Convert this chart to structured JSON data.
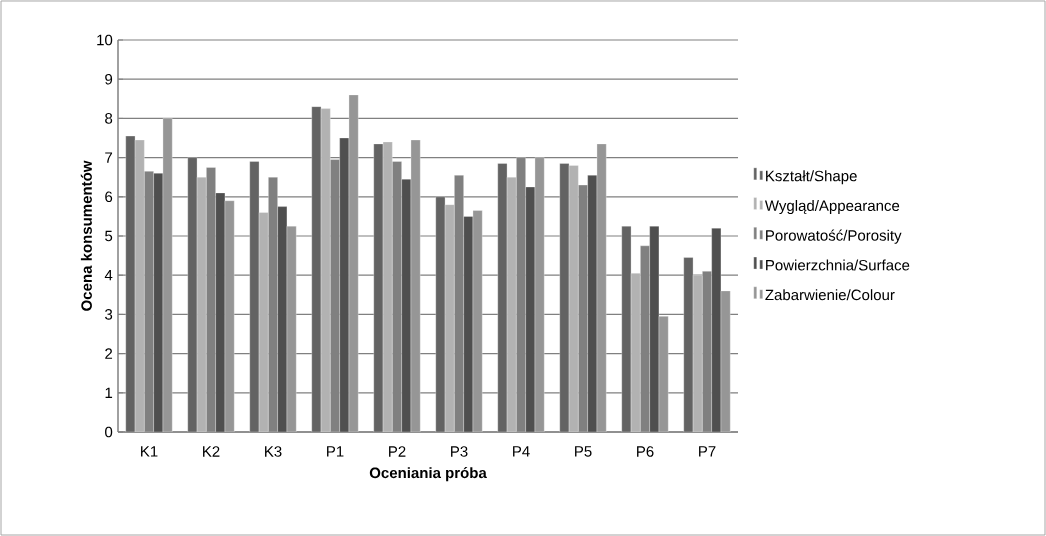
{
  "chart_data": {
    "type": "bar",
    "xlabel": "Oceniania próba",
    "ylabel": "Ocena konsumentów",
    "categories": [
      "K1",
      "K2",
      "K3",
      "P1",
      "P2",
      "P3",
      "P4",
      "P5",
      "P6",
      "P7"
    ],
    "series": [
      {
        "name": "Kształt/Shape",
        "color": "#636363",
        "values": [
          7.55,
          7.0,
          6.9,
          8.3,
          7.35,
          6.0,
          6.85,
          6.85,
          5.25,
          4.45
        ]
      },
      {
        "name": "Wygląd/Appearance",
        "color": "#b2b2b2",
        "values": [
          7.45,
          6.5,
          5.6,
          8.25,
          7.4,
          5.8,
          6.5,
          6.8,
          4.05,
          4.0
        ]
      },
      {
        "name": "Porowatość/Porosity",
        "color": "#808080",
        "values": [
          6.65,
          6.75,
          6.5,
          6.95,
          6.9,
          6.55,
          7.0,
          6.3,
          4.75,
          4.1
        ]
      },
      {
        "name": "Powierzchnia/Surface",
        "color": "#4f4f4f",
        "values": [
          6.6,
          6.1,
          5.75,
          7.5,
          6.45,
          5.5,
          6.25,
          6.55,
          5.25,
          5.2
        ]
      },
      {
        "name": "Zabarwienie/Colour",
        "color": "#969696",
        "values": [
          8.0,
          5.9,
          5.25,
          8.6,
          7.45,
          5.65,
          7.0,
          7.35,
          2.95,
          3.6
        ]
      }
    ],
    "ylim": [
      0,
      10
    ],
    "yticks": [
      0,
      1,
      2,
      3,
      4,
      5,
      6,
      7,
      8,
      9,
      10
    ],
    "grid": "y",
    "legend": "right"
  }
}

### Prompt
The pictures in the entries should be left out; output everything else exactly.

### Expected answer
Convert this chart to structured JSON data.
{
  "chart_data": {
    "type": "bar",
    "xlabel": "Oceniania próba",
    "ylabel": "Ocena konsumentów",
    "categories": [
      "K1",
      "K2",
      "K3",
      "P1",
      "P2",
      "P3",
      "P4",
      "P5",
      "P6",
      "P7"
    ],
    "series": [
      {
        "name": "Kształt/Shape",
        "color": "#636363",
        "values": [
          7.55,
          7.0,
          6.9,
          8.3,
          7.35,
          6.0,
          6.85,
          6.85,
          5.25,
          4.45
        ]
      },
      {
        "name": "Wygląd/Appearance",
        "color": "#b2b2b2",
        "values": [
          7.45,
          6.5,
          5.6,
          8.25,
          7.4,
          5.8,
          6.5,
          6.8,
          4.05,
          4.0
        ]
      },
      {
        "name": "Porowatość/Porosity",
        "color": "#808080",
        "values": [
          6.65,
          6.75,
          6.5,
          6.95,
          6.9,
          6.55,
          7.0,
          6.3,
          4.75,
          4.1
        ]
      },
      {
        "name": "Powierzchnia/Surface",
        "color": "#4f4f4f",
        "values": [
          6.6,
          6.1,
          5.75,
          7.5,
          6.45,
          5.5,
          6.25,
          6.55,
          5.25,
          5.2
        ]
      },
      {
        "name": "Zabarwienie/Colour",
        "color": "#969696",
        "values": [
          8.0,
          5.9,
          5.25,
          8.6,
          7.45,
          5.65,
          7.0,
          7.35,
          2.95,
          3.6
        ]
      }
    ],
    "ylim": [
      0,
      10
    ],
    "yticks": [
      0,
      1,
      2,
      3,
      4,
      5,
      6,
      7,
      8,
      9,
      10
    ],
    "grid": "y",
    "legend": "right"
  }
}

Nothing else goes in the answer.